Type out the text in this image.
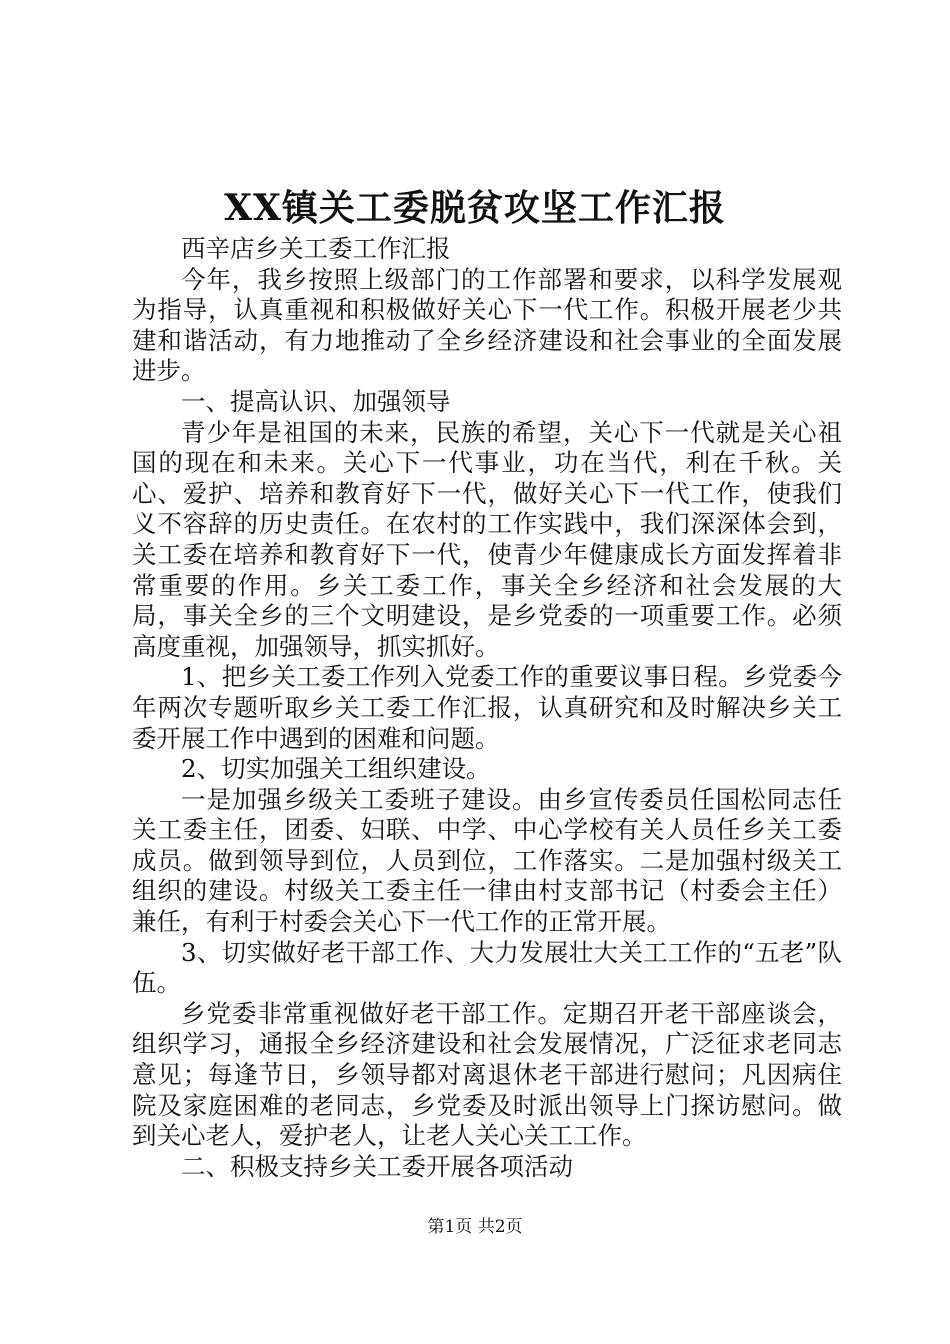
XX镇关工委脱贫攻坚工作汇报

西辛店乡关工委工作汇报

今年，我乡按照上级部门的工作部署和要求，以科学发展观为指导，认真重视和积极做好关心下一代工作。积极开展老少共建和谐活动，有力地推动了全乡经济建设和社会事业的全面发展进步。

一、提高认识、加强领导

青少年是祖国的未来，民族的希望，关心下一代就是关心祖国的现在和未来。关心下一代事业，功在当代，利在千秋。关心、爱护、培养和教育好下一代，做好关心下一代工作，使我们义不容辞的历史责任。在农村的工作实践中，我们深深体会到，关工委在培养和教育好下一代，使青少年健康成长方面发挥着非常重要的作用。乡关工委工作，事关全乡经济和社会发展的大局，事关全乡的三个文明建设，是乡党委的一项重要工作。必须高度重视，加强领导，抓实抓好。

1、把乡关工委工作列入党委工作的重要议事日程。乡党委今年两次专题听取乡关工委工作汇报，认真研究和及时解决乡关工委开展工作中遇到的困难和问题。

2、切实加强关工组织建设。

一是加强乡级关工委班子建设。由乡宣传委员任国松同志任关工委主任，团委、妇联、中学、中心学校有关人员任乡关工委成员。做到领导到位，人员到位，工作落实。二是加强村级关工组织的建设。村级关工委主任一律由村支部书记（村委会主任）兼任，有利于村委会关心下一代工作的正常开展。

3、切实做好老干部工作、大力发展壮大关工工作的“五老”队伍。

乡党委非常重视做好老干部工作。定期召开老干部座谈会，组织学习，通报全乡经济建设和社会发展情况，广泛征求老同志意见；每逢节日，乡领导都对离退休老干部进行慰问；凡因病住院及家庭困难的老同志，乡党委及时派出领导上门探访慰问。做到关心老人，爱护老人，让老人关心关工工作。

二、积极支持乡关工委开展各项活动

第1页 共2页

The problem:
Make an exact copy of every record, pictures excluded.

Task response:
Type out the text in this image.
XX镇关工委脱贫攻坚工作汇报

西辛店乡关工委工作汇报

今年，我乡按照上级部门的工作部署和要求，以科学发展观为指导，认真重视和积极做好关心下一代工作。积极开展老少共建和谐活动，有力地推动了全乡经济建设和社会事业的全面发展进步。

一、提高认识、加强领导

青少年是祖国的未来，民族的希望，关心下一代就是关心祖国的现在和未来。关心下一代事业，功在当代，利在千秋。关心、爱护、培养和教育好下一代，做好关心下一代工作，使我们义不容辞的历史责任。在农村的工作实践中，我们深深体会到，关工委在培养和教育好下一代，使青少年健康成长方面发挥着非常重要的作用。乡关工委工作，事关全乡经济和社会发展的大局，事关全乡的三个文明建设，是乡党委的一项重要工作。必须高度重视，加强领导，抓实抓好。

1、把乡关工委工作列入党委工作的重要议事日程。乡党委今年两次专题听取乡关工委工作汇报，认真研究和及时解决乡关工委开展工作中遇到的困难和问题。

2、切实加强关工组织建设。

一是加强乡级关工委班子建设。由乡宣传委员任国松同志任关工委主任，团委、妇联、中学、中心学校有关人员任乡关工委成员。做到领导到位，人员到位，工作落实。二是加强村级关工组织的建设。村级关工委主任一律由村支部书记（村委会主任）兼任，有利于村委会关心下一代工作的正常开展。

3、切实做好老干部工作、大力发展壮大关工工作的“五老”队伍。

乡党委非常重视做好老干部工作。定期召开老干部座谈会，组织学习，通报全乡经济建设和社会发展情况，广泛征求老同志意见；每逢节日，乡领导都对离退休老干部进行慰问；凡因病住院及家庭困难的老同志，乡党委及时派出领导上门探访慰问。做到关心老人，爱护老人，让老人关心关工工作。

二、积极支持乡关工委开展各项活动

第1页 共2页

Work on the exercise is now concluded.